Labeled box items
^^^^^^^^
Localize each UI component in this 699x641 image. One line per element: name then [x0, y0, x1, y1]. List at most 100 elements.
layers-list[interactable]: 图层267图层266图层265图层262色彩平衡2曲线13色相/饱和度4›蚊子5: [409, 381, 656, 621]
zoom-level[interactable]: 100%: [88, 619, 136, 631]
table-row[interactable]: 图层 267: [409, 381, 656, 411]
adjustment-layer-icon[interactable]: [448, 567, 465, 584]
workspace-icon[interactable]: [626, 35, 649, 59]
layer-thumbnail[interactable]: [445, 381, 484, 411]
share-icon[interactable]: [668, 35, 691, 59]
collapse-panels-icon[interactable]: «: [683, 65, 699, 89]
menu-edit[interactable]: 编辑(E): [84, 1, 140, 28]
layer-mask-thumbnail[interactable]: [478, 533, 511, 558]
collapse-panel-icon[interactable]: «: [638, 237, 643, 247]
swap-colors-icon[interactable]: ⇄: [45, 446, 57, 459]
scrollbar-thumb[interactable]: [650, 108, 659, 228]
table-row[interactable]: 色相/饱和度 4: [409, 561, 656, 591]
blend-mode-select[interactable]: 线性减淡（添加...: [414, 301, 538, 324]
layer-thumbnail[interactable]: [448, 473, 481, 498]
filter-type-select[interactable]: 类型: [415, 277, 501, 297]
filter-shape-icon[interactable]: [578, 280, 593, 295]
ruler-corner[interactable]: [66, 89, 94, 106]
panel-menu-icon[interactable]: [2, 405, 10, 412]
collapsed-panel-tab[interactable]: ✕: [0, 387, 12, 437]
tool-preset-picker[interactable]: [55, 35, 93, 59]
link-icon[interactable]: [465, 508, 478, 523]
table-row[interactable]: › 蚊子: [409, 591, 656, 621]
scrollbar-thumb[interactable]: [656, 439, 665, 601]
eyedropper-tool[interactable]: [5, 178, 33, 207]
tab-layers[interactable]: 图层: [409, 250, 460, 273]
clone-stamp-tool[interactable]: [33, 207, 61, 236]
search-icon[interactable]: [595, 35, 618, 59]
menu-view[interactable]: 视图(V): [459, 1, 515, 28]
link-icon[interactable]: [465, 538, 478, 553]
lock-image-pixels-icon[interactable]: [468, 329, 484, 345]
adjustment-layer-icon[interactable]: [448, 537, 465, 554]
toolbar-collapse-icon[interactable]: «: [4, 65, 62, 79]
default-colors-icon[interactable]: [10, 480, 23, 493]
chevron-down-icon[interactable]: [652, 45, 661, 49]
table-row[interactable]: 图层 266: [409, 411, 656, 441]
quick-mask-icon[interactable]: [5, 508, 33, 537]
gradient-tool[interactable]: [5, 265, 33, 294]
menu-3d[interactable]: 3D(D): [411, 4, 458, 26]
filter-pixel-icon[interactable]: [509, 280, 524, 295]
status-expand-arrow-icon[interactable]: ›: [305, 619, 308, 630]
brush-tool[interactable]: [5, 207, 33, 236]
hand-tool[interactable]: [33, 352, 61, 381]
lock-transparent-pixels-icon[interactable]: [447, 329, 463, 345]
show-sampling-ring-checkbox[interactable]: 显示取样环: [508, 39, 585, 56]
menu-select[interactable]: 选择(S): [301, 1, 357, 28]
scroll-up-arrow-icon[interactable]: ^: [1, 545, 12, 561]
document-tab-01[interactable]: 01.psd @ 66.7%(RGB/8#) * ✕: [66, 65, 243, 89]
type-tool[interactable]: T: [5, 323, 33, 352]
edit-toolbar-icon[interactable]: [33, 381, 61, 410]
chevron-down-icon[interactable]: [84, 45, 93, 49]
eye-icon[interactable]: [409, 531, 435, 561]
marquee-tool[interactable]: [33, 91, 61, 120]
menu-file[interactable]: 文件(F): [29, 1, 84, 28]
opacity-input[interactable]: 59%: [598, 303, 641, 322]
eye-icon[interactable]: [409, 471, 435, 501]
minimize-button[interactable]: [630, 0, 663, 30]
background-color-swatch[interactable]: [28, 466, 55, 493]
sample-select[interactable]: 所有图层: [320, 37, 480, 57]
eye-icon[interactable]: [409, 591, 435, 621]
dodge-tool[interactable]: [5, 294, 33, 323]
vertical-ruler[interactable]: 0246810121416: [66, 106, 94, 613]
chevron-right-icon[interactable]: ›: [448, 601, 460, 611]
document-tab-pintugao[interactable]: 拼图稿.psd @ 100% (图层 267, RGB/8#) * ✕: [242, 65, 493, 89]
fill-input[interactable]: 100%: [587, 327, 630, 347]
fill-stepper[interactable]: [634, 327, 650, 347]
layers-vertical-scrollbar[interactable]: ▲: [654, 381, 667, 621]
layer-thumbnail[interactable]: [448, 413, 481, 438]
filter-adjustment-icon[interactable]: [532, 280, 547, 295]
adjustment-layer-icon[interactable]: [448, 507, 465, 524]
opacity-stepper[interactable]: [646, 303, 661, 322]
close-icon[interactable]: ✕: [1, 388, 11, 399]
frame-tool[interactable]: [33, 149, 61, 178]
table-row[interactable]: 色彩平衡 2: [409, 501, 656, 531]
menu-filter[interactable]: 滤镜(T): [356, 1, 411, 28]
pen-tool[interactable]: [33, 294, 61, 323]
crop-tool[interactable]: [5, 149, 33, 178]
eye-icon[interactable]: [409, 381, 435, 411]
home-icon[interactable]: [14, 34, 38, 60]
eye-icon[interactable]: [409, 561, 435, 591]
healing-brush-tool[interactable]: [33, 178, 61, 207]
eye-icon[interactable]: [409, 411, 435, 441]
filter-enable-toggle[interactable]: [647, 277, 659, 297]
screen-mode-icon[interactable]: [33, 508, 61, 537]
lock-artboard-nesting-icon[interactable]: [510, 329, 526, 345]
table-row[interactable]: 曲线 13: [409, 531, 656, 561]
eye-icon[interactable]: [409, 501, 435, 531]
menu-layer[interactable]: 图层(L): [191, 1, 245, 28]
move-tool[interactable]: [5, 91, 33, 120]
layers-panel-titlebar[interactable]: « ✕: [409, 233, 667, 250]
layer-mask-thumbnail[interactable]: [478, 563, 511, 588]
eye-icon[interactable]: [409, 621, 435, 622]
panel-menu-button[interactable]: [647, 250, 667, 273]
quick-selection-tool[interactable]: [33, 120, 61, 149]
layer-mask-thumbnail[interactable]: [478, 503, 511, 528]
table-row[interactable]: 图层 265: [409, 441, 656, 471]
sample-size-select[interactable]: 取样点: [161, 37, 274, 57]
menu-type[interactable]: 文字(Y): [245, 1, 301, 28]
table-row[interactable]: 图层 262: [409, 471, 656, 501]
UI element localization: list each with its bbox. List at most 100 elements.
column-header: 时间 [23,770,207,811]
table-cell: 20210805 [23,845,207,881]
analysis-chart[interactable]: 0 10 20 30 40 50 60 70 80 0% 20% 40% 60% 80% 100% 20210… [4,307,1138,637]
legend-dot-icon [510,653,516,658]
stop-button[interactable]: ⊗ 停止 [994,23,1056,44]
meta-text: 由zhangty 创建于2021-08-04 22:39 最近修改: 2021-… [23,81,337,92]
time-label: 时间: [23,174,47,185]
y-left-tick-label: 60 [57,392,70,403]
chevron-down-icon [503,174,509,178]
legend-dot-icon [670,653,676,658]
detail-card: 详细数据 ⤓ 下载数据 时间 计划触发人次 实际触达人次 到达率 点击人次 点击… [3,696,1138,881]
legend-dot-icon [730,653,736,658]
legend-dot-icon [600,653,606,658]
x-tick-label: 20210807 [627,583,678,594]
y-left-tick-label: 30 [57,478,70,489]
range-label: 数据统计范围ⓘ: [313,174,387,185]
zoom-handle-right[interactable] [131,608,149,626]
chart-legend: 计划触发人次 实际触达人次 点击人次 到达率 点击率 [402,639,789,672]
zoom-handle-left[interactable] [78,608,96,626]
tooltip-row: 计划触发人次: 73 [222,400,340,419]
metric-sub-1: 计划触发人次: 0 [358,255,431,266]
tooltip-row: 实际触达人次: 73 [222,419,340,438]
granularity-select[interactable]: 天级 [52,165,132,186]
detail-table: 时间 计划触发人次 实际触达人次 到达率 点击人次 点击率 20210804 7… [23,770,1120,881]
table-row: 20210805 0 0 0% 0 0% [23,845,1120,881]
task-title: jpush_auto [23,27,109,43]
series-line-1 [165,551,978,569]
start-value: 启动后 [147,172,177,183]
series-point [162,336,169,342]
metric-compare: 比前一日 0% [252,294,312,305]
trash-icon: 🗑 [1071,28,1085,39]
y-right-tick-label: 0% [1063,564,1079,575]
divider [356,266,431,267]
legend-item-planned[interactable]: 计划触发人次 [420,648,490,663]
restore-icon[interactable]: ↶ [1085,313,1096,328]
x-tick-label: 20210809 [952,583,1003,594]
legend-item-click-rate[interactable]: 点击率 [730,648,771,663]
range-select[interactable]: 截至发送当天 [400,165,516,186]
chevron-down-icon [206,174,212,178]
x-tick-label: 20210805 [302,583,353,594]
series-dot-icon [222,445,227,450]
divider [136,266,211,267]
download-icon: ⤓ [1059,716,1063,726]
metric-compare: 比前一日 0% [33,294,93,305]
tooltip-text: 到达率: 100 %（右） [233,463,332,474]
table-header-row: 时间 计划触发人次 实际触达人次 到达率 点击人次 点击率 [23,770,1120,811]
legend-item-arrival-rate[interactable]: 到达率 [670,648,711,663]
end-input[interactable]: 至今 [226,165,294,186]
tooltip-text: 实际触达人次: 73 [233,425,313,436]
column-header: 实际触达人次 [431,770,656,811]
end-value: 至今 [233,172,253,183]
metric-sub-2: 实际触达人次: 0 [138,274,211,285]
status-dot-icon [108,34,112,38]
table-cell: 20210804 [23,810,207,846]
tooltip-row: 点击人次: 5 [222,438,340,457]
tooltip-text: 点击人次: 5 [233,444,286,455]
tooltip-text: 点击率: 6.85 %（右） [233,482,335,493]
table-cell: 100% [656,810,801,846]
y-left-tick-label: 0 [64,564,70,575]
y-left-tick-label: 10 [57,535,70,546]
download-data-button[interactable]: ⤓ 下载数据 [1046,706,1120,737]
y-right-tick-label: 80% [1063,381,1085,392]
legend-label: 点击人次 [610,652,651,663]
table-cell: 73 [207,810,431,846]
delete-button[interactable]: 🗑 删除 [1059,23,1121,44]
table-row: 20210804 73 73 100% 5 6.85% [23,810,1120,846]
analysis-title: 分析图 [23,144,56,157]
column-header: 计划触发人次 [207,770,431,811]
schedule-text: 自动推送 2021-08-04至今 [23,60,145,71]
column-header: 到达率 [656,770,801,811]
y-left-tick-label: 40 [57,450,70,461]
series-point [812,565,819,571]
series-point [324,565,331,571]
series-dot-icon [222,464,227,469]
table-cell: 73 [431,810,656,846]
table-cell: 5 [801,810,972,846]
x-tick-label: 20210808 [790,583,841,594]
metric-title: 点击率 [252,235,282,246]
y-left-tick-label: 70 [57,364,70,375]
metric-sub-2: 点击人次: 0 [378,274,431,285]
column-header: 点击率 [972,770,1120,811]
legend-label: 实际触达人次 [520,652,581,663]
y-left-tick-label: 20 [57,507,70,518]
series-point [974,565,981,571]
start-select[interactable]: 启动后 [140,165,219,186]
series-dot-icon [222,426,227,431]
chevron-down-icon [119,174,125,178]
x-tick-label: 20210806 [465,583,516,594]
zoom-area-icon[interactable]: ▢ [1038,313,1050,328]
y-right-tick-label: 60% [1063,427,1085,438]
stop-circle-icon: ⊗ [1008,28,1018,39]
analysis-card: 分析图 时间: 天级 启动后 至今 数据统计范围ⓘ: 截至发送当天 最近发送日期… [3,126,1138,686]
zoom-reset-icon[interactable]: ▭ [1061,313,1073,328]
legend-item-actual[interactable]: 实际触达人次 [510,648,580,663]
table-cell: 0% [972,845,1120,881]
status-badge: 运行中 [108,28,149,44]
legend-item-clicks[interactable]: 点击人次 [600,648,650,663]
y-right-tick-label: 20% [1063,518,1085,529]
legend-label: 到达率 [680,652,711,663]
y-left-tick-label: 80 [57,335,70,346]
^^^^^^^^
| Problem to solve |
Copy the items from the first line down to and including the line that contains "link-icon[interactable]: [465, 508, 478, 523]", swapping every "layer-thumbnail" for "layer-preview" and keeping everything else the same.

| Result of the task |
Localize each UI component in this 699x641 image. One line per element: name then [x0, y0, x1, y1]. List at most 100 elements.
layers-list[interactable]: 图层267图层266图层265图层262色彩平衡2曲线13色相/饱和度4›蚊子5: [409, 381, 656, 621]
zoom-level[interactable]: 100%: [88, 619, 136, 631]
table-row[interactable]: 图层 267: [409, 381, 656, 411]
adjustment-layer-icon[interactable]: [448, 567, 465, 584]
workspace-icon[interactable]: [626, 35, 649, 59]
layer-preview[interactable]: [445, 381, 484, 411]
share-icon[interactable]: [668, 35, 691, 59]
collapse-panels-icon[interactable]: «: [683, 65, 699, 89]
menu-edit[interactable]: 编辑(E): [84, 1, 140, 28]
layer-mask-thumbnail[interactable]: [478, 533, 511, 558]
collapse-panel-icon[interactable]: «: [638, 237, 643, 247]
swap-colors-icon[interactable]: ⇄: [45, 446, 57, 459]
scrollbar-thumb[interactable]: [650, 108, 659, 228]
table-row[interactable]: 色相/饱和度 4: [409, 561, 656, 591]
blend-mode-select[interactable]: 线性减淡（添加...: [414, 301, 538, 324]
layer-preview[interactable]: [448, 473, 481, 498]
filter-type-select[interactable]: 类型: [415, 277, 501, 297]
filter-shape-icon[interactable]: [578, 280, 593, 295]
ruler-corner[interactable]: [66, 89, 94, 106]
panel-menu-icon[interactable]: [2, 405, 10, 412]
collapsed-panel-tab[interactable]: ✕: [0, 387, 12, 437]
tool-preset-picker[interactable]: [55, 35, 93, 59]
link-icon[interactable]: [465, 508, 478, 523]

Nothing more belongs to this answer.